What the task requires: From the data that follows, copy every line holding the string "this".

:: Dataset excerpts ::

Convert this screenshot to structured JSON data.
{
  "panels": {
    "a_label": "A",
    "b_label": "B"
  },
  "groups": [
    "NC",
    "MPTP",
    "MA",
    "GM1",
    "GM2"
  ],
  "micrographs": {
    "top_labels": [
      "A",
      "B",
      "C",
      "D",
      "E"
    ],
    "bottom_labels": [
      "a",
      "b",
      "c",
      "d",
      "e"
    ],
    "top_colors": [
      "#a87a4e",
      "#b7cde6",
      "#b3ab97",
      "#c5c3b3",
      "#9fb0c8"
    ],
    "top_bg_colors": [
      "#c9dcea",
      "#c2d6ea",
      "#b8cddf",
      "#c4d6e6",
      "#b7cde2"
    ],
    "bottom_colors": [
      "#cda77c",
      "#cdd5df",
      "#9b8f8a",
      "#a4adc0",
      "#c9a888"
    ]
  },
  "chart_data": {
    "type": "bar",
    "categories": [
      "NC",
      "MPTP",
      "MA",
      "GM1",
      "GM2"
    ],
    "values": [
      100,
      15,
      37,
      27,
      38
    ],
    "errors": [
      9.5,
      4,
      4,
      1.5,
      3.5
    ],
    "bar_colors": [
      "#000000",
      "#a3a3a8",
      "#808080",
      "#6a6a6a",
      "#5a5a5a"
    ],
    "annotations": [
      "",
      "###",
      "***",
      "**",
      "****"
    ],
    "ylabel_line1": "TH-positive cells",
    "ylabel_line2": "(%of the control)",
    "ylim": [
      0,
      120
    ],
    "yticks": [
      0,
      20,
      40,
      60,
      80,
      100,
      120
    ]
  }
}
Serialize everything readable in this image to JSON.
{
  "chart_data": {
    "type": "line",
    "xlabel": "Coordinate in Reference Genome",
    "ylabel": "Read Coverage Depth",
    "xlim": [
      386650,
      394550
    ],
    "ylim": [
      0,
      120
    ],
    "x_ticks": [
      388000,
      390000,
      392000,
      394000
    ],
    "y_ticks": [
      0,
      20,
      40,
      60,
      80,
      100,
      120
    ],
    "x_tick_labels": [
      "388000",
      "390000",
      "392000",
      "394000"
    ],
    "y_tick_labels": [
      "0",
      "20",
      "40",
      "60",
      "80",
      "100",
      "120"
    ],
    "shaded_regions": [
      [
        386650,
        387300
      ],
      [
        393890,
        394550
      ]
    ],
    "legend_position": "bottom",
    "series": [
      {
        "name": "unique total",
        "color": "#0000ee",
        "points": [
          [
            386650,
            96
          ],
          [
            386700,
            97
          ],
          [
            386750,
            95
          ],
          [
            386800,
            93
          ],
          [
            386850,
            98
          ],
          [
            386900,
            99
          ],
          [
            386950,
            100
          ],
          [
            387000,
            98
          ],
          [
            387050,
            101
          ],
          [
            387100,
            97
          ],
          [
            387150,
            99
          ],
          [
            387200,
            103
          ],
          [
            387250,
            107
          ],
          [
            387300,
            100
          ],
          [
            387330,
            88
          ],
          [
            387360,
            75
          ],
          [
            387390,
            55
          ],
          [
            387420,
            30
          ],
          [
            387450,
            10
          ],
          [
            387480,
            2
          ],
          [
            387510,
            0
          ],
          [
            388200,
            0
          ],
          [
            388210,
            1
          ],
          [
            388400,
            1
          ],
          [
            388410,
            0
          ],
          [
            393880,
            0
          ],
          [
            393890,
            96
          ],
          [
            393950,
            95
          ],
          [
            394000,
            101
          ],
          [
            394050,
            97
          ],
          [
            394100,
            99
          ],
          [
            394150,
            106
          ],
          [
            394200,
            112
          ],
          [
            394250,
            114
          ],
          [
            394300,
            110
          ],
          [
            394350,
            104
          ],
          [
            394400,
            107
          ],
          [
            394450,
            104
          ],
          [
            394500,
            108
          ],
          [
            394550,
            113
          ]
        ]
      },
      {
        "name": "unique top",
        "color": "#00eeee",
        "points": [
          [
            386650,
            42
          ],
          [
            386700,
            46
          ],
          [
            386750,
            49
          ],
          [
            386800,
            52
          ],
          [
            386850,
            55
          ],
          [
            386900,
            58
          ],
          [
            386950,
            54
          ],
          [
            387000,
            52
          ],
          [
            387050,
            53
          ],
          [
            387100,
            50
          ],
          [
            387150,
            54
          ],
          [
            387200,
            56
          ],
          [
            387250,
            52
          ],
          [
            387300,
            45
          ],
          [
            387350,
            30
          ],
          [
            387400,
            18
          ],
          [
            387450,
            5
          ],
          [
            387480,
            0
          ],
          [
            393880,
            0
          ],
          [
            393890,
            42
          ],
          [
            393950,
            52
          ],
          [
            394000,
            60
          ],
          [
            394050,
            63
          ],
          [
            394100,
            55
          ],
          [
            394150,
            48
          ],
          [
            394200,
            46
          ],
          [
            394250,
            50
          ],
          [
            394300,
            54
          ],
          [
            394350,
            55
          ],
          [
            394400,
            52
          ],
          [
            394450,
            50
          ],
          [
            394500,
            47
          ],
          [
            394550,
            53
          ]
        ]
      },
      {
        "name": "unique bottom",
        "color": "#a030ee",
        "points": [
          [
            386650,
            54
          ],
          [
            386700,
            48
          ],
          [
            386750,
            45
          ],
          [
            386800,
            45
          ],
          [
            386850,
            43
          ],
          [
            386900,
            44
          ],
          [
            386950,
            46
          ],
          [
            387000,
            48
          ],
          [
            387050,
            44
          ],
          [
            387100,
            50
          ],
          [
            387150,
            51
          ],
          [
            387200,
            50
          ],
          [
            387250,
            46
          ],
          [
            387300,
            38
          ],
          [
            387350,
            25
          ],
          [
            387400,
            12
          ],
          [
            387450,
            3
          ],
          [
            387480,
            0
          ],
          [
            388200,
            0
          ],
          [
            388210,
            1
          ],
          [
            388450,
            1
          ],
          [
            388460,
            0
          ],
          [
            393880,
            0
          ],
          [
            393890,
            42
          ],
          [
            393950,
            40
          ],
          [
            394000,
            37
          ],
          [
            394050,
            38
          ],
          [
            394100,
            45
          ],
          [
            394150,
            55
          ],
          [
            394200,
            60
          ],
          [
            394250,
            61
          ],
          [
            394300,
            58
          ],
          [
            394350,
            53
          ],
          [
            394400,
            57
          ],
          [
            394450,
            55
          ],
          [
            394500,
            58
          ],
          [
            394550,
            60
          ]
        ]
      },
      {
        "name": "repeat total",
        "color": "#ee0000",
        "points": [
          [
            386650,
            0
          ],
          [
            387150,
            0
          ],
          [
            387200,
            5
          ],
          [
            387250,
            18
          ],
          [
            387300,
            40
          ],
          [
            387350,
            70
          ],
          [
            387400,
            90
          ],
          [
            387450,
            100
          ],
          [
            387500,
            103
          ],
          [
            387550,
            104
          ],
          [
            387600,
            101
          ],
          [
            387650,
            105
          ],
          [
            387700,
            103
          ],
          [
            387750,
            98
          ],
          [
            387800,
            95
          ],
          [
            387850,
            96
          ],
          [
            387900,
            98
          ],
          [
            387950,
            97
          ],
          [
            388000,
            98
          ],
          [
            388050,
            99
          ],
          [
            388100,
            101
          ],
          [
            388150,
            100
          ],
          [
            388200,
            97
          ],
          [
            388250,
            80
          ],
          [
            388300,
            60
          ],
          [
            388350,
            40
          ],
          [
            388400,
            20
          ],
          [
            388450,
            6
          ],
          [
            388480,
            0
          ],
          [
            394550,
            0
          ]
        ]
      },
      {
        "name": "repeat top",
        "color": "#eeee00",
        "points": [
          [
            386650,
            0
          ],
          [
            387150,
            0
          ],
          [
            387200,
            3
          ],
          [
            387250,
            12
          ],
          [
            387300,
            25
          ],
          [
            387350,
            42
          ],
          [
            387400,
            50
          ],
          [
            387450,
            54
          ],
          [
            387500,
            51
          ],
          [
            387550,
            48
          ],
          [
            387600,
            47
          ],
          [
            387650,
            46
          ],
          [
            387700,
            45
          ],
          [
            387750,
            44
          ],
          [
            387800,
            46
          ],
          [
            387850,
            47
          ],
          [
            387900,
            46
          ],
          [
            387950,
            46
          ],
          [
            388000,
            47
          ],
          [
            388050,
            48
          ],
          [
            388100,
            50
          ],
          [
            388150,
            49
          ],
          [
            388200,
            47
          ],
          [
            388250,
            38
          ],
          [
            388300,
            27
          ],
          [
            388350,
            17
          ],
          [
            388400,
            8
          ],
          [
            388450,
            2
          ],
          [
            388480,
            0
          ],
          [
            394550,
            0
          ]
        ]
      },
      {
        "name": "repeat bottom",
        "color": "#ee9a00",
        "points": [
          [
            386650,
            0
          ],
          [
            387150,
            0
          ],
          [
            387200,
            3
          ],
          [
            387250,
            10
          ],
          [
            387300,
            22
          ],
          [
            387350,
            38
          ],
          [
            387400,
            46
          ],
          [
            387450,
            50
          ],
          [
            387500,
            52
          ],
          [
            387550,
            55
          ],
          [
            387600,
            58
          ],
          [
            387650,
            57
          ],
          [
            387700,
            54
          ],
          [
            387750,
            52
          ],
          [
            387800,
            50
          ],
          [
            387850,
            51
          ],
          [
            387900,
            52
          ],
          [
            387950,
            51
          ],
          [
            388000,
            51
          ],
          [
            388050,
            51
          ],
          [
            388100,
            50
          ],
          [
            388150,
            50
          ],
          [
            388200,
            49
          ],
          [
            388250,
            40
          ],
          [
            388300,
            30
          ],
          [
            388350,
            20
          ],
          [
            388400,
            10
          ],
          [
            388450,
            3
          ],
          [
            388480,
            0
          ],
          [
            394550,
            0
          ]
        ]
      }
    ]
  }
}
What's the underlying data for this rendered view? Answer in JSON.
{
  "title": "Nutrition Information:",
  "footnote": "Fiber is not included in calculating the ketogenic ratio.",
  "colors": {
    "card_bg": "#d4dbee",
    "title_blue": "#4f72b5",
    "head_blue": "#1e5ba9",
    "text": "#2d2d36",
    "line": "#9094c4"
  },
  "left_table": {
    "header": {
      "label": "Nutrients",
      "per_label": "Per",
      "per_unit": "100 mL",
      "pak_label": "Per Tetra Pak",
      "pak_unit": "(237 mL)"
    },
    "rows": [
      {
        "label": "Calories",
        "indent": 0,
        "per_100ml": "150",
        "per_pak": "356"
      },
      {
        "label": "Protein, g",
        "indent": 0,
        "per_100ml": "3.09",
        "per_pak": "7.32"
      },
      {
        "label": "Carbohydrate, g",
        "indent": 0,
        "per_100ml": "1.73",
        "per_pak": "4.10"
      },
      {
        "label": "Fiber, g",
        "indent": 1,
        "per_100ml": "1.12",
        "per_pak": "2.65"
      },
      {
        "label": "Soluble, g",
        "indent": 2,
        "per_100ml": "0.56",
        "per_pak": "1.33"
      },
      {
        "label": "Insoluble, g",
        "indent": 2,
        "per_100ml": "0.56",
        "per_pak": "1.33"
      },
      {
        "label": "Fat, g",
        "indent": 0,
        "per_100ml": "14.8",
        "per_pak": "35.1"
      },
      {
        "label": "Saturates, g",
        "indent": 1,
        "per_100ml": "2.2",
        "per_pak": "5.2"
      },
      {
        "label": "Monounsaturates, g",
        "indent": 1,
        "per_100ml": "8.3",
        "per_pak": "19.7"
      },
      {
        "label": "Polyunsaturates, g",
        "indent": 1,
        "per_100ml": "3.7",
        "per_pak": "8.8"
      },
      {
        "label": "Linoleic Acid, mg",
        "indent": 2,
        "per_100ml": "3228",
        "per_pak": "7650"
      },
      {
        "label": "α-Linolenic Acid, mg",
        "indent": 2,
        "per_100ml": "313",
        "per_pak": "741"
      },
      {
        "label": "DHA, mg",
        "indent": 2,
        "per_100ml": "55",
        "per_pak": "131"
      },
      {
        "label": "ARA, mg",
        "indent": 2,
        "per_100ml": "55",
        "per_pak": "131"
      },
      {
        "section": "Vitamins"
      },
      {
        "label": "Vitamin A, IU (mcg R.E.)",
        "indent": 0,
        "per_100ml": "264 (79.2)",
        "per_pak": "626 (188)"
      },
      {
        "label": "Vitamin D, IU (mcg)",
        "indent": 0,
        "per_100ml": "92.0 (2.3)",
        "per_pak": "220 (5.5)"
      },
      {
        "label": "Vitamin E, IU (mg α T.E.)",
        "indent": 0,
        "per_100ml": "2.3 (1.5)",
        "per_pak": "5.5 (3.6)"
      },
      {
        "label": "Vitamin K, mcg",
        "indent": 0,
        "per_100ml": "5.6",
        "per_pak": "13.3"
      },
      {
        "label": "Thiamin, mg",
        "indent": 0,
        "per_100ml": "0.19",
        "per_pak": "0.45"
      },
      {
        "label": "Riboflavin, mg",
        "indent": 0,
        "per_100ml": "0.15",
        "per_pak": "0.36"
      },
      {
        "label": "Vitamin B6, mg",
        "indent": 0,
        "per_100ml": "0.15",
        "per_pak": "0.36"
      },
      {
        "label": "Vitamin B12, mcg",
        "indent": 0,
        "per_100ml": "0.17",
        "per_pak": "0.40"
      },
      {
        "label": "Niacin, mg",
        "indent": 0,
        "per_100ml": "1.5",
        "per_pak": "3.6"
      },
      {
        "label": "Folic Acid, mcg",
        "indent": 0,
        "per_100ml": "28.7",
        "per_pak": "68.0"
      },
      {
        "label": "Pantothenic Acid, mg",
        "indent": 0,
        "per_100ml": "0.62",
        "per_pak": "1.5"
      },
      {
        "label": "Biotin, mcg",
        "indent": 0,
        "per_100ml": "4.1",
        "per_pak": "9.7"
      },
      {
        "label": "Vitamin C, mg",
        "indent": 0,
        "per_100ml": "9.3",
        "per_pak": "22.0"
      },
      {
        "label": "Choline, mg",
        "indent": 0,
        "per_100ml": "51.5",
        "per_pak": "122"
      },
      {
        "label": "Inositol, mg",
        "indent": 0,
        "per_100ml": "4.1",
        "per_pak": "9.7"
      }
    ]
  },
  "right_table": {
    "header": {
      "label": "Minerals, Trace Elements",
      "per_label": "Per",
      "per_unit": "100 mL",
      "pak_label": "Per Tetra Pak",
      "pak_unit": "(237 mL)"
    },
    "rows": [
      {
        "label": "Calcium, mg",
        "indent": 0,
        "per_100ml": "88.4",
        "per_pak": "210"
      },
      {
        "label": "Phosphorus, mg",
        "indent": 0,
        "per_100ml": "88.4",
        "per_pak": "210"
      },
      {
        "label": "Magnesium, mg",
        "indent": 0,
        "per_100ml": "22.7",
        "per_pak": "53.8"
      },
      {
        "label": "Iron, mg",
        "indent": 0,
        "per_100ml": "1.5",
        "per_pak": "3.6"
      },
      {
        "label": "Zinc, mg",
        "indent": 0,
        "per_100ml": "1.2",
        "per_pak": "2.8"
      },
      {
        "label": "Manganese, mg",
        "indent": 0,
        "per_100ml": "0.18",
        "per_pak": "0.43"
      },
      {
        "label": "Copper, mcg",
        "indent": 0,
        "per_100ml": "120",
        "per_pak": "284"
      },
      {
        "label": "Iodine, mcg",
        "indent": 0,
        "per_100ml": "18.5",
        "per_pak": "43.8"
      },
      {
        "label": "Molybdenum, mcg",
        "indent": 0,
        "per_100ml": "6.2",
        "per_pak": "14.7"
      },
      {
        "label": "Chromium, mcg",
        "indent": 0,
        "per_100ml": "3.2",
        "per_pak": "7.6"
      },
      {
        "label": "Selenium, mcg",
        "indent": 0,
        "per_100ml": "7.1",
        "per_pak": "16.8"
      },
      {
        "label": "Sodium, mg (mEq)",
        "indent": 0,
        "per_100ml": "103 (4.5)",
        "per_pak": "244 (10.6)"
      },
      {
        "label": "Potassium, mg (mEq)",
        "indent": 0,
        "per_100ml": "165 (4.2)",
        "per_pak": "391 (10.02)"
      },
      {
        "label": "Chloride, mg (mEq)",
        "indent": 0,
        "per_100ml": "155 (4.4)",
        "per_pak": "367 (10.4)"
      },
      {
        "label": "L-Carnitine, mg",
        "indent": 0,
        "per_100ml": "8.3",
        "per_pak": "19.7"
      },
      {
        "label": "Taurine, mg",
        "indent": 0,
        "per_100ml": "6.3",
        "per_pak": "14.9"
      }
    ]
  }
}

:::

Exercise response:
Convert this screenshot to structured JSON data.
Serialize everything readable in this image to JSON.
What's the underlying data for this rendered view? Answer in JSON.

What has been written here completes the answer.